Extracted records:
_ _ _ _ _ _ _

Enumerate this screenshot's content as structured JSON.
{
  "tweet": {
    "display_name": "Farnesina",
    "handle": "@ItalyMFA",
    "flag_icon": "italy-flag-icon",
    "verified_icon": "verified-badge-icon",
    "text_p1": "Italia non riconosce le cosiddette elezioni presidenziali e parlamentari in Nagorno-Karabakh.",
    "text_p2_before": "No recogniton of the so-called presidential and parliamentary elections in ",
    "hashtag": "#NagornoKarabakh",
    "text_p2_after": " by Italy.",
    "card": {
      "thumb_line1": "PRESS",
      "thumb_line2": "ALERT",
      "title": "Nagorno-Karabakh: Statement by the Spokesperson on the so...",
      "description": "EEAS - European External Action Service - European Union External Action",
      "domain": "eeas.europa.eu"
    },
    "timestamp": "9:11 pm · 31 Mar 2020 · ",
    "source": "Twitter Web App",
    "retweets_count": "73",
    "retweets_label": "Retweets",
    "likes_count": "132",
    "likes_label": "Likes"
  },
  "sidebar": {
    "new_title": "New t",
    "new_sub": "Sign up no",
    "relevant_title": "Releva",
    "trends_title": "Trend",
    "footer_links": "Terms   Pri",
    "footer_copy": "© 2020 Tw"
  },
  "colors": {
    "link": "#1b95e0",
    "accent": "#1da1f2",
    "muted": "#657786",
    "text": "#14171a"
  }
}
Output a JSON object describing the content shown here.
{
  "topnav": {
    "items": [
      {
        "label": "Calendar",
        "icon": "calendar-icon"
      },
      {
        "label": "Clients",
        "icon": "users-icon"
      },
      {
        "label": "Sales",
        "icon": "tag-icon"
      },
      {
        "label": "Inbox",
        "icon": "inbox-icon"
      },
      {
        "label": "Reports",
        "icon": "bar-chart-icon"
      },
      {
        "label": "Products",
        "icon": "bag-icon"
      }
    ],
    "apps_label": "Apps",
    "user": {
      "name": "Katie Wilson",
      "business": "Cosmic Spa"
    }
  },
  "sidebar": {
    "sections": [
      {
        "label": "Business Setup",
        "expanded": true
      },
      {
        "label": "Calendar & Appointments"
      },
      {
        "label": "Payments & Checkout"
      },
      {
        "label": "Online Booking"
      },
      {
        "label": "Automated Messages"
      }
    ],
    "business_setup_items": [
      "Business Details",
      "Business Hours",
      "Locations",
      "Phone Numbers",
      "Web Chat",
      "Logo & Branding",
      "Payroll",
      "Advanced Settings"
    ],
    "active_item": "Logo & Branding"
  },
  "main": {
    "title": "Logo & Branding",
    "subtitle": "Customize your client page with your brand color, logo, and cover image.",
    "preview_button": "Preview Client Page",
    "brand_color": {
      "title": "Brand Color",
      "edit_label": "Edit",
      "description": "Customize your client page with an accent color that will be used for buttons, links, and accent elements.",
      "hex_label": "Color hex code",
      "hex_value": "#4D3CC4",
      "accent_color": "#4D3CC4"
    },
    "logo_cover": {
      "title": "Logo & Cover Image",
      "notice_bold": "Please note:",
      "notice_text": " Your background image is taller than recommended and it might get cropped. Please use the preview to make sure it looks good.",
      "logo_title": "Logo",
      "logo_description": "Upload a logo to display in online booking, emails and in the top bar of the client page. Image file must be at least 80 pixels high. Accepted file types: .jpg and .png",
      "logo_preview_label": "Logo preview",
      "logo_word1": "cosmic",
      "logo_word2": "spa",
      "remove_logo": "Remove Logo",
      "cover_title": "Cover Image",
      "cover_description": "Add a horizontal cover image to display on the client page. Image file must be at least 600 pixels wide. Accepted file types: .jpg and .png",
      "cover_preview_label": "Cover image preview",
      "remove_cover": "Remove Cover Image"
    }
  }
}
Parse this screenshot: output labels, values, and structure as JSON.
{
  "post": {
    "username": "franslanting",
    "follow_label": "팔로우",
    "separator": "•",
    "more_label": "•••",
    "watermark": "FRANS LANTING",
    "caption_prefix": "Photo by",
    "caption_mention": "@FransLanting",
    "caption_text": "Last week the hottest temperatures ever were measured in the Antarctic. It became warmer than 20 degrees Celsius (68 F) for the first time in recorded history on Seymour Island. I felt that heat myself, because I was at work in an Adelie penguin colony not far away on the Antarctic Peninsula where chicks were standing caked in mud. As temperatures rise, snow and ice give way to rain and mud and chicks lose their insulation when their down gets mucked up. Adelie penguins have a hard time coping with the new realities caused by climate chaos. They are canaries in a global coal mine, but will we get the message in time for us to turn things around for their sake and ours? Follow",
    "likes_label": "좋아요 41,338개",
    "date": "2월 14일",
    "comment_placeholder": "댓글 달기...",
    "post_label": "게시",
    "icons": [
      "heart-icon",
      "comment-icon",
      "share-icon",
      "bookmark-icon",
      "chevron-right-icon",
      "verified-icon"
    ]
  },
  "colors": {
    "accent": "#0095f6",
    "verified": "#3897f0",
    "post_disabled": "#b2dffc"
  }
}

_ _ _ _ _ _ _

■ The exercise
Every record above needs to be repeated word for word.

■ Final answer
Enumerate this screenshot's content as structured JSON.
{
  "tweet": {
    "display_name": "Farnesina",
    "handle": "@ItalyMFA",
    "flag_icon": "italy-flag-icon",
    "verified_icon": "verified-badge-icon",
    "text_p1": "Italia non riconosce le cosiddette elezioni presidenziali e parlamentari in Nagorno-Karabakh.",
    "text_p2_before": "No recogniton of the so-called presidential and parliamentary elections in ",
    "hashtag": "#NagornoKarabakh",
    "text_p2_after": " by Italy.",
    "card": {
      "thumb_line1": "PRESS",
      "thumb_line2": "ALERT",
      "title": "Nagorno-Karabakh: Statement by the Spokesperson on the so...",
      "description": "EEAS - European External Action Service - European Union External Action",
      "domain": "eeas.europa.eu"
    },
    "timestamp": "9:11 pm · 31 Mar 2020 · ",
    "source": "Twitter Web App",
    "retweets_count": "73",
    "retweets_label": "Retweets",
    "likes_count": "132",
    "likes_label": "Likes"
  },
  "sidebar": {
    "new_title": "New t",
    "new_sub": "Sign up no",
    "relevant_title": "Releva",
    "trends_title": "Trend",
    "footer_links": "Terms   Pri",
    "footer_copy": "© 2020 Tw"
  },
  "colors": {
    "link": "#1b95e0",
    "accent": "#1da1f2",
    "muted": "#657786",
    "text": "#14171a"
  }
}
Output a JSON object describing the content shown here.
{
  "topnav": {
    "items": [
      {
        "label": "Calendar",
        "icon": "calendar-icon"
      },
      {
        "label": "Clients",
        "icon": "users-icon"
      },
      {
        "label": "Sales",
        "icon": "tag-icon"
      },
      {
        "label": "Inbox",
        "icon": "inbox-icon"
      },
      {
        "label": "Reports",
        "icon": "bar-chart-icon"
      },
      {
        "label": "Products",
        "icon": "bag-icon"
      }
    ],
    "apps_label": "Apps",
    "user": {
      "name": "Katie Wilson",
      "business": "Cosmic Spa"
    }
  },
  "sidebar": {
    "sections": [
      {
        "label": "Business Setup",
        "expanded": true
      },
      {
        "label": "Calendar & Appointments"
      },
      {
        "label": "Payments & Checkout"
      },
      {
        "label": "Online Booking"
      },
      {
        "label": "Automated Messages"
      }
    ],
    "business_setup_items": [
      "Business Details",
      "Business Hours",
      "Locations",
      "Phone Numbers",
      "Web Chat",
      "Logo & Branding",
      "Payroll",
      "Advanced Settings"
    ],
    "active_item": "Logo & Branding"
  },
  "main": {
    "title": "Logo & Branding",
    "subtitle": "Customize your client page with your brand color, logo, and cover image.",
    "preview_button": "Preview Client Page",
    "brand_color": {
      "title": "Brand Color",
      "edit_label": "Edit",
      "description": "Customize your client page with an accent color that will be used for buttons, links, and accent elements.",
      "hex_label": "Color hex code",
      "hex_value": "#4D3CC4",
      "accent_color": "#4D3CC4"
    },
    "logo_cover": {
      "title": "Logo & Cover Image",
      "notice_bold": "Please note:",
      "notice_text": " Your background image is taller than recommended and it might get cropped. Please use the preview to make sure it looks good.",
      "logo_title": "Logo",
      "logo_description": "Upload a logo to display in online booking, emails and in the top bar of the client page. Image file must be at least 80 pixels high. Accepted file types: .jpg and .png",
      "logo_preview_label": "Logo preview",
      "logo_word1": "cosmic",
      "logo_word2": "spa",
      "remove_logo": "Remove Logo",
      "cover_title": "Cover Image",
      "cover_description": "Add a horizontal cover image to display on the client page. Image file must be at least 600 pixels wide. Accepted file types: .jpg and .png",
      "cover_preview_label": "Cover image preview",
      "remove_cover": "Remove Cover Image"
    }
  }
}
Parse this screenshot: output labels, values, and structure as JSON.
{
  "post": {
    "username": "franslanting",
    "follow_label": "팔로우",
    "separator": "•",
    "more_label": "•••",
    "watermark": "FRANS LANTING",
    "caption_prefix": "Photo by",
    "caption_mention": "@FransLanting",
    "caption_text": "Last week the hottest temperatures ever were measured in the Antarctic. It became warmer than 20 degrees Celsius (68 F) for the first time in recorded history on Seymour Island. I felt that heat myself, because I was at work in an Adelie penguin colony not far away on the Antarctic Peninsula where chicks were standing caked in mud. As temperatures rise, snow and ice give way to rain and mud and chicks lose their insulation when their down gets mucked up. Adelie penguins have a hard time coping with the new realities caused by climate chaos. They are canaries in a global coal mine, but will we get the message in time for us to turn things around for their sake and ours? Follow",
    "likes_label": "좋아요 41,338개",
    "date": "2월 14일",
    "comment_placeholder": "댓글 달기...",
    "post_label": "게시",
    "icons": [
      "heart-icon",
      "comment-icon",
      "share-icon",
      "bookmark-icon",
      "chevron-right-icon",
      "verified-icon"
    ]
  },
  "colors": {
    "accent": "#0095f6",
    "verified": "#3897f0",
    "post_disabled": "#b2dffc"
  }
}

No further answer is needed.